■ PROBLEM DESCRIPTION ■
Nothing but the lines from the one containing "Give me the" through the last line of the records below should be copied, exactly and without pictures.

■ DATA EXTRACT ■
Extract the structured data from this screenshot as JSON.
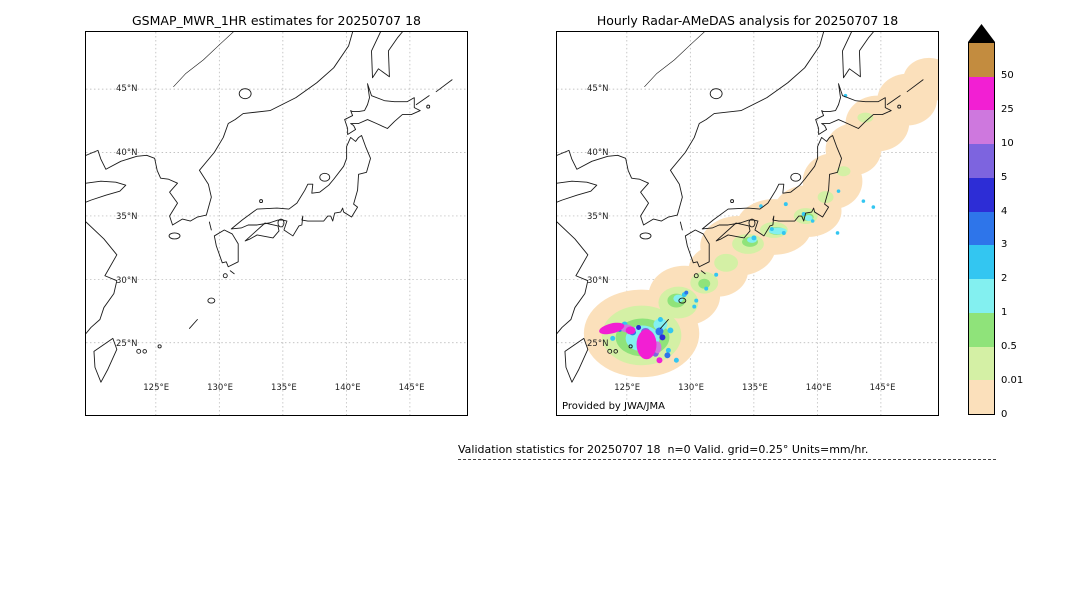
{
  "left_panel": {
    "title": "GSMAP_MWR_1HR estimates for 20250707 18"
  },
  "right_panel": {
    "title": "Hourly Radar-AMeDAS analysis for 20250707 18",
    "credit": "Provided by JWA/JMA"
  },
  "axes": {
    "lat_labels": [
      "45°N",
      "40°N",
      "35°N",
      "30°N",
      "25°N"
    ],
    "lon_labels": [
      "125°E",
      "130°E",
      "135°E",
      "140°E",
      "145°E"
    ]
  },
  "colorbar": {
    "units": "mm/hr",
    "tick_labels": [
      "50",
      "25",
      "10",
      "5",
      "4",
      "3",
      "2",
      "1",
      "0.5",
      "0.01",
      "0"
    ],
    "segments_top_to_bottom": [
      {
        "range": "> 50",
        "color": "tan"
      },
      {
        "range": "25-50",
        "color": "magenta"
      },
      {
        "range": "10-25",
        "color": "orchid"
      },
      {
        "range": "5-10",
        "color": "violet"
      },
      {
        "range": "4-5",
        "color": "dark-blue"
      },
      {
        "range": "3-4",
        "color": "blue"
      },
      {
        "range": "2-3",
        "color": "cyan"
      },
      {
        "range": "1-2",
        "color": "light-cyan"
      },
      {
        "range": "0.5-1",
        "color": "green"
      },
      {
        "range": "0.01-0.5",
        "color": "pale-green"
      },
      {
        "range": "0-0.01",
        "color": "peach"
      }
    ]
  },
  "footer": {
    "text": "Validation statistics for 20250707 18  n=0 Valid. grid=0.25° Units=mm/hr."
  },
  "palette": {
    "tan": "#C38C3F",
    "magenta": "#F21FD3",
    "orchid": "#CE78DE",
    "violet": "#7D64DF",
    "dark-blue": "#2D2DD6",
    "blue": "#2E75EA",
    "cyan": "#33C6F1",
    "light-cyan": "#83F0F0",
    "green": "#8FE37A",
    "pale-green": "#D4F0A5",
    "peach": "#FBE0BB",
    "coast": "#1A1A1A",
    "grid": "#B0B0B0",
    "triangle": "#000000"
  }
}
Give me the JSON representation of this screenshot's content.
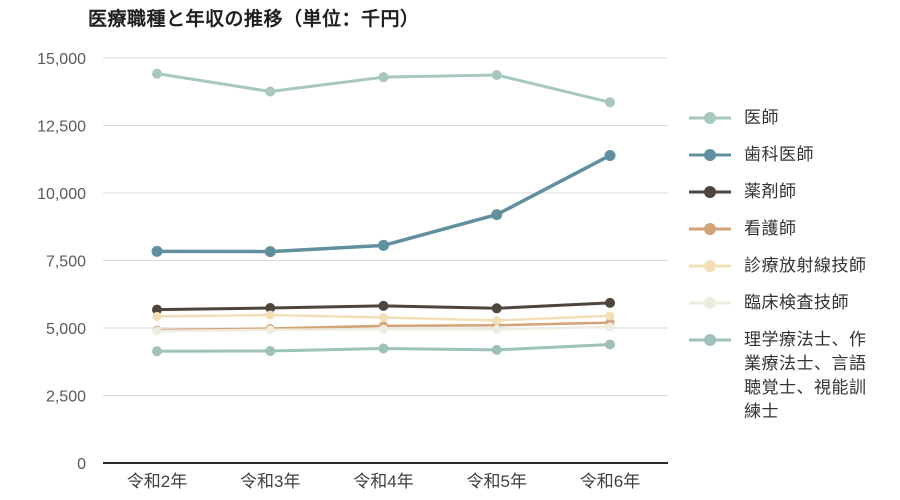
{
  "title": "医療職種と年収の推移（単位：千円）",
  "chart_data": {
    "type": "line",
    "title": "医療職種と年収の推移（単位：千円）",
    "unit": "千円",
    "categories": [
      "令和2年",
      "令和3年",
      "令和4年",
      "令和5年",
      "令和6年"
    ],
    "series": [
      {
        "name": "医師",
        "color": "#a7c7bf",
        "values": [
          14420,
          13760,
          14290,
          14370,
          13360
        ]
      },
      {
        "name": "歯科医師",
        "color": "#60909e",
        "values": [
          7840,
          7830,
          8060,
          9200,
          11390
        ]
      },
      {
        "name": "薬剤師",
        "color": "#4e453d",
        "values": [
          5680,
          5740,
          5820,
          5730,
          5930
        ]
      },
      {
        "name": "看護師",
        "color": "#d2a377",
        "values": [
          4920,
          4980,
          5080,
          5100,
          5200
        ]
      },
      {
        "name": "診療放射線技師",
        "color": "#f2dfb8",
        "values": [
          5430,
          5480,
          5390,
          5280,
          5450
        ]
      },
      {
        "name": "臨床検査技師",
        "color": "#edecdf",
        "values": [
          4890,
          4930,
          4960,
          4950,
          5040
        ]
      },
      {
        "name": "理学療法士、作業療法士、言語聴覚士、視能訓練士",
        "color": "#9ec2ba",
        "values": [
          4140,
          4150,
          4240,
          4190,
          4390
        ]
      }
    ],
    "ylim": [
      0,
      15000
    ],
    "yticks": [
      {
        "value": 0,
        "label": "0"
      },
      {
        "value": 2500,
        "label": "2,500"
      },
      {
        "value": 5000,
        "label": "5,000"
      },
      {
        "value": 7500,
        "label": "7,500"
      },
      {
        "value": 10000,
        "label": "10,000"
      },
      {
        "value": 12500,
        "label": "12,500"
      },
      {
        "value": 15000,
        "label": "15,000"
      }
    ],
    "grid": true,
    "grid_color": "#d9d9d9",
    "axis_color": "#2b2b2b",
    "tick_label_color": "#595959",
    "legend_position": "right"
  }
}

■ RESULT OF THE TASK ■
Give me the JSON representation of this screenshot's content.
{
  "title": "医療職種と年収の推移（単位：千円）",
  "chart_data": {
    "type": "line",
    "title": "医療職種と年収の推移（単位：千円）",
    "unit": "千円",
    "categories": [
      "令和2年",
      "令和3年",
      "令和4年",
      "令和5年",
      "令和6年"
    ],
    "series": [
      {
        "name": "医師",
        "color": "#a7c7bf",
        "values": [
          14420,
          13760,
          14290,
          14370,
          13360
        ]
      },
      {
        "name": "歯科医師",
        "color": "#60909e",
        "values": [
          7840,
          7830,
          8060,
          9200,
          11390
        ]
      },
      {
        "name": "薬剤師",
        "color": "#4e453d",
        "values": [
          5680,
          5740,
          5820,
          5730,
          5930
        ]
      },
      {
        "name": "看護師",
        "color": "#d2a377",
        "values": [
          4920,
          4980,
          5080,
          5100,
          5200
        ]
      },
      {
        "name": "診療放射線技師",
        "color": "#f2dfb8",
        "values": [
          5430,
          5480,
          5390,
          5280,
          5450
        ]
      },
      {
        "name": "臨床検査技師",
        "color": "#edecdf",
        "values": [
          4890,
          4930,
          4960,
          4950,
          5040
        ]
      },
      {
        "name": "理学療法士、作業療法士、言語聴覚士、視能訓練士",
        "color": "#9ec2ba",
        "values": [
          4140,
          4150,
          4240,
          4190,
          4390
        ]
      }
    ],
    "ylim": [
      0,
      15000
    ],
    "yticks": [
      {
        "value": 0,
        "label": "0"
      },
      {
        "value": 2500,
        "label": "2,500"
      },
      {
        "value": 5000,
        "label": "5,000"
      },
      {
        "value": 7500,
        "label": "7,500"
      },
      {
        "value": 10000,
        "label": "10,000"
      },
      {
        "value": 12500,
        "label": "12,500"
      },
      {
        "value": 15000,
        "label": "15,000"
      }
    ],
    "grid": true,
    "grid_color": "#d9d9d9",
    "axis_color": "#2b2b2b",
    "tick_label_color": "#595959",
    "legend_position": "right"
  }
}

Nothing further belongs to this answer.